==== GIVEN RECORDS ====

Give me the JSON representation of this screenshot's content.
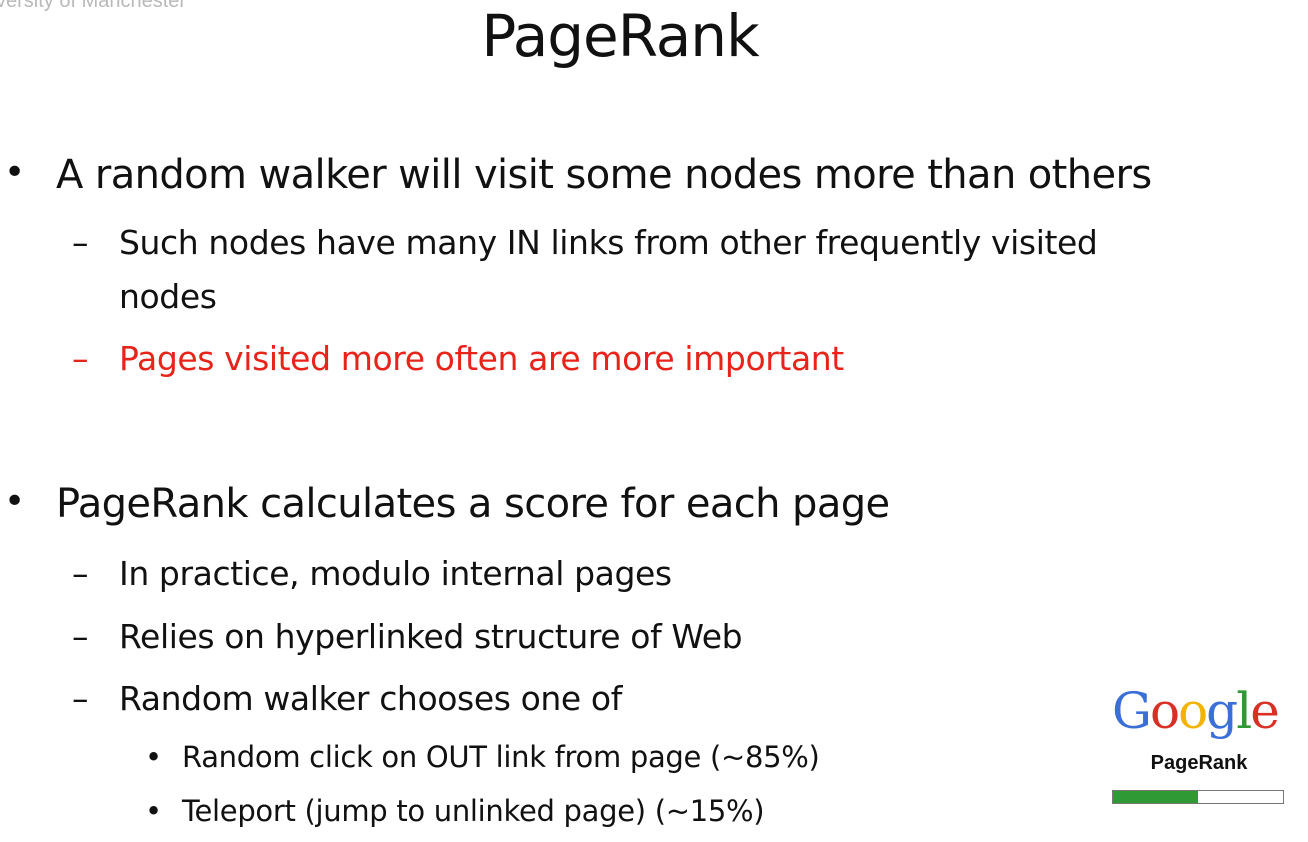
{
  "watermark": "versity of Manchester",
  "title": "PageRank",
  "bullets": [
    {
      "text": "A random walker will visit some nodes more than others",
      "sub": [
        {
          "line1": "Such nodes have many IN links from other frequently visited",
          "line2": "nodes"
        },
        {
          "text": "Pages visited more often are more important",
          "color": "#e8231a"
        }
      ]
    },
    {
      "text": "PageRank calculates a score for each page",
      "sub": [
        {
          "text": "In practice, modulo internal pages"
        },
        {
          "text": "Relies on hyperlinked structure of Web"
        },
        {
          "text": "Random walker chooses one of",
          "sub": [
            "Random click on OUT link from page (~85%)",
            "Teleport (jump to unlinked page)  (~15%)"
          ]
        }
      ]
    }
  ],
  "markers": {
    "bullet": "•",
    "dash": "–"
  },
  "logo": {
    "letters": [
      {
        "char": "G",
        "color": "#3b6fd8"
      },
      {
        "char": "o",
        "color": "#d93025"
      },
      {
        "char": "o",
        "color": "#f2b400"
      },
      {
        "char": "g",
        "color": "#3b6fd8"
      },
      {
        "char": "l",
        "color": "#2f9a35"
      },
      {
        "char": "e",
        "color": "#d93025"
      }
    ],
    "subtitle": "PageRank",
    "bar_fill_fraction": 0.5,
    "bar_color": "#2f9a35"
  }
}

====

### SET EXERCISE
Pick out all the lines with the word "walker" in them and copy them.

### COMPLETE OUTPUT
      "text": "A random walker will visit some nodes more than others",
          "text": "Random walker chooses one of",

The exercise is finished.